REQUEST:
Reproduce verbatim the stretch of data from its beginning through the line containing "legend-label: 需求点 xyxy=(812,83,872,107)", including that line.

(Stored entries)
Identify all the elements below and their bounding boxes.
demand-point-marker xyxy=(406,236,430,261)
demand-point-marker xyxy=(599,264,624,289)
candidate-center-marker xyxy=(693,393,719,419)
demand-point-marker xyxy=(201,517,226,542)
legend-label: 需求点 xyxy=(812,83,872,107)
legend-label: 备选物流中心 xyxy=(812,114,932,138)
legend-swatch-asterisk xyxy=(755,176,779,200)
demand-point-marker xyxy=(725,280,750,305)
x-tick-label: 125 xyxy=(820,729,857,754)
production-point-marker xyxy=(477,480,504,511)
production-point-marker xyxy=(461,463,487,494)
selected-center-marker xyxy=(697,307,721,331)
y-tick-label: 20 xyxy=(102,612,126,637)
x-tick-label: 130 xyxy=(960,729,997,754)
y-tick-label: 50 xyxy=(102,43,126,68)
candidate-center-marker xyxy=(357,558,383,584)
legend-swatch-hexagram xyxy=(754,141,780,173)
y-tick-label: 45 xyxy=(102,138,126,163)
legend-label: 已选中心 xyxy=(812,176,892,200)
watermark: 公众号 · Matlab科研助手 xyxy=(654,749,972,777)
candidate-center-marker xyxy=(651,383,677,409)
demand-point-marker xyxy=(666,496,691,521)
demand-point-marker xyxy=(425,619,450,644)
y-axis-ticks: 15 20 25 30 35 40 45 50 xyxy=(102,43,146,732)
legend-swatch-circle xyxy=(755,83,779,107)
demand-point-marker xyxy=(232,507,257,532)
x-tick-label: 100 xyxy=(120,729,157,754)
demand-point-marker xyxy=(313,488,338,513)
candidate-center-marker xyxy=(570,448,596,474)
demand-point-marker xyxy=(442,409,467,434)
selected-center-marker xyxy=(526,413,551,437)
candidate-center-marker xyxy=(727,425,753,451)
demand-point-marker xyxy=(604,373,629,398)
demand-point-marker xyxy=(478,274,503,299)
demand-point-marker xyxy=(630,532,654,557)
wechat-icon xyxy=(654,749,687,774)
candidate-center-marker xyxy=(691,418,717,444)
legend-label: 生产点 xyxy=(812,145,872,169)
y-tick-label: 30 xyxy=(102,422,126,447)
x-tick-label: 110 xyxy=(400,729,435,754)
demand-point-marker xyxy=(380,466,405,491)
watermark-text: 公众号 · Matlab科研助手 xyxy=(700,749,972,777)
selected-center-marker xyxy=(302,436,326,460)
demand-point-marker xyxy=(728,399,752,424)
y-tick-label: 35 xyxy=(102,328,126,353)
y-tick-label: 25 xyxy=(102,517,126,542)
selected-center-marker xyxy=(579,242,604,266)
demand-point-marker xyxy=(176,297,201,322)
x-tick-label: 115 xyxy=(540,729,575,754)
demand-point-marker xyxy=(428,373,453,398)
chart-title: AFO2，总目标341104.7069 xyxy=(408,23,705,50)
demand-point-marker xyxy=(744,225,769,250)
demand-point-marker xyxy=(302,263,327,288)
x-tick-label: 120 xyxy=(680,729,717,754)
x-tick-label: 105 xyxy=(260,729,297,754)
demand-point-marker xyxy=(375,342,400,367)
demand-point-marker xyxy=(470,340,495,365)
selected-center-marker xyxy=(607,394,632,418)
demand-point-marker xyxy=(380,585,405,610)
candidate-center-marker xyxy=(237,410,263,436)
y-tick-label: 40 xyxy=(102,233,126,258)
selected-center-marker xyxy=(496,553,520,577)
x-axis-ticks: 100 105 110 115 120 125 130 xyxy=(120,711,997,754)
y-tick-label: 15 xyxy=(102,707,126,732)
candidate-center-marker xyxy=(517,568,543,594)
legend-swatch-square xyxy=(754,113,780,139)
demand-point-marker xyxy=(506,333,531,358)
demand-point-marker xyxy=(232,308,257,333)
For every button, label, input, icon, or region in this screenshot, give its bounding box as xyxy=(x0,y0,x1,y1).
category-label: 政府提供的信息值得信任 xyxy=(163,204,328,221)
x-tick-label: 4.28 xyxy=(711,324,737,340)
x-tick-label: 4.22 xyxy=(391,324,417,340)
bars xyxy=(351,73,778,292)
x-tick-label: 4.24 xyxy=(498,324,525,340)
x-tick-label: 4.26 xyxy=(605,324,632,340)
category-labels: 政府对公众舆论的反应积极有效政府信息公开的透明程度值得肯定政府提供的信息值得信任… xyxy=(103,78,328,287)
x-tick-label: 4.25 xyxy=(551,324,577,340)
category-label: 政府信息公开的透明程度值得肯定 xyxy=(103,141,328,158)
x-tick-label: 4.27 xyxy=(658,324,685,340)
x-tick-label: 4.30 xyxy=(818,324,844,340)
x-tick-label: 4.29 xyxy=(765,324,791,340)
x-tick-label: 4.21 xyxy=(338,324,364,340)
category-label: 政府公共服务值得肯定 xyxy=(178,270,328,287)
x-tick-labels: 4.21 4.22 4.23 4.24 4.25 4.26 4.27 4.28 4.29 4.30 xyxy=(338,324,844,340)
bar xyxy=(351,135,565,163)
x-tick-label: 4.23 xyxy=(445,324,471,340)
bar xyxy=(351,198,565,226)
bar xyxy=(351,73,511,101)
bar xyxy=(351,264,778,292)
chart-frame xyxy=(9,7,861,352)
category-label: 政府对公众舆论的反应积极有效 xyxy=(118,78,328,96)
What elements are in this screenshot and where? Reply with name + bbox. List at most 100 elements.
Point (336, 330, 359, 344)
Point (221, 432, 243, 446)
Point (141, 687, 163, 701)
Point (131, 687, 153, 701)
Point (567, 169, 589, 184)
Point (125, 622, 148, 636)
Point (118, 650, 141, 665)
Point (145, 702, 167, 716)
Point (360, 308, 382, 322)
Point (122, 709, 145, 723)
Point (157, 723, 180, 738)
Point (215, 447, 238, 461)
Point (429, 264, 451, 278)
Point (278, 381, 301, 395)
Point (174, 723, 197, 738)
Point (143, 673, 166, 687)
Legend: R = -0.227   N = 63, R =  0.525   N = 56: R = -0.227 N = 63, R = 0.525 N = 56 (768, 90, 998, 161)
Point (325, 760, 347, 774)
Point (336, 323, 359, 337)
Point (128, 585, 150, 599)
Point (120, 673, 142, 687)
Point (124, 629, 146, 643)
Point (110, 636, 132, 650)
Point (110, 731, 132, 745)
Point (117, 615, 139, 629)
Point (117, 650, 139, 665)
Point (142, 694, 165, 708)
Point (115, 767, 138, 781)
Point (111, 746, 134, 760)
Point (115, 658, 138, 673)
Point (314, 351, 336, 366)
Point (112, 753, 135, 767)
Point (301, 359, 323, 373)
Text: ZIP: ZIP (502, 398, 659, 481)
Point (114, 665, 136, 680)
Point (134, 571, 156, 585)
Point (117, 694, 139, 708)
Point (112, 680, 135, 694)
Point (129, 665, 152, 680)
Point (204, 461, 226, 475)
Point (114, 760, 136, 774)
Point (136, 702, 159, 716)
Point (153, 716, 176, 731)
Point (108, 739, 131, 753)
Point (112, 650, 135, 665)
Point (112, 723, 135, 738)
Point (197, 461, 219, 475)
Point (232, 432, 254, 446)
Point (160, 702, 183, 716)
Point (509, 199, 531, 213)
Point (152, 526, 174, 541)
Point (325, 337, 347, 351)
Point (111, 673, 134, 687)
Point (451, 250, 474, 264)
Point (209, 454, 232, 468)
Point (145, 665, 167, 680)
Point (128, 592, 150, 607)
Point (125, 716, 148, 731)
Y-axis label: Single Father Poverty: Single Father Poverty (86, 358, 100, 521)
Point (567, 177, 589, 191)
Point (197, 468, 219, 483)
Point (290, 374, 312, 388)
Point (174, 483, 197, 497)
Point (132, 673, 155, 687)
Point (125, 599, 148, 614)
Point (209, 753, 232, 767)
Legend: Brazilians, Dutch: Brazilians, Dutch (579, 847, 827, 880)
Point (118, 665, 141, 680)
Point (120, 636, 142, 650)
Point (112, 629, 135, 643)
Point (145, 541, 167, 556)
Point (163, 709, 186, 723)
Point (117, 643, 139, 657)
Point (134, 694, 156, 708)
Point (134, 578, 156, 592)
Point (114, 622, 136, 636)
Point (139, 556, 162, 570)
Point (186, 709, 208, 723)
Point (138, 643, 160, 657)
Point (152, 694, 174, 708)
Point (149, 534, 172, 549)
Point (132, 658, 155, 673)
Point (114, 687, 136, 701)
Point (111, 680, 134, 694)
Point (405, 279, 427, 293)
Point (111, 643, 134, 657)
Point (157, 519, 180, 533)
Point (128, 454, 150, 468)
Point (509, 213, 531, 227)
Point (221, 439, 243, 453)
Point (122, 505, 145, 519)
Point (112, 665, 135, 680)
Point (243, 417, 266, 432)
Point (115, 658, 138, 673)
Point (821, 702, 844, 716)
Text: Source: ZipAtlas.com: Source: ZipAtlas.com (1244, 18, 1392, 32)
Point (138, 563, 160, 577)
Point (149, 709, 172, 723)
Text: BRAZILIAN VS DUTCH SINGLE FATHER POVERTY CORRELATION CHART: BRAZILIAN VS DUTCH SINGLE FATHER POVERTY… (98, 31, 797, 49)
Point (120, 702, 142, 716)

FINISHED TASK:
Identify all the elements below and their bounding boxes.
demand-point-marker xyxy=(406,236,430,261)
demand-point-marker xyxy=(599,264,624,289)
candidate-center-marker xyxy=(693,393,719,419)
demand-point-marker xyxy=(201,517,226,542)
legend-label: 需求点 xyxy=(812,83,872,107)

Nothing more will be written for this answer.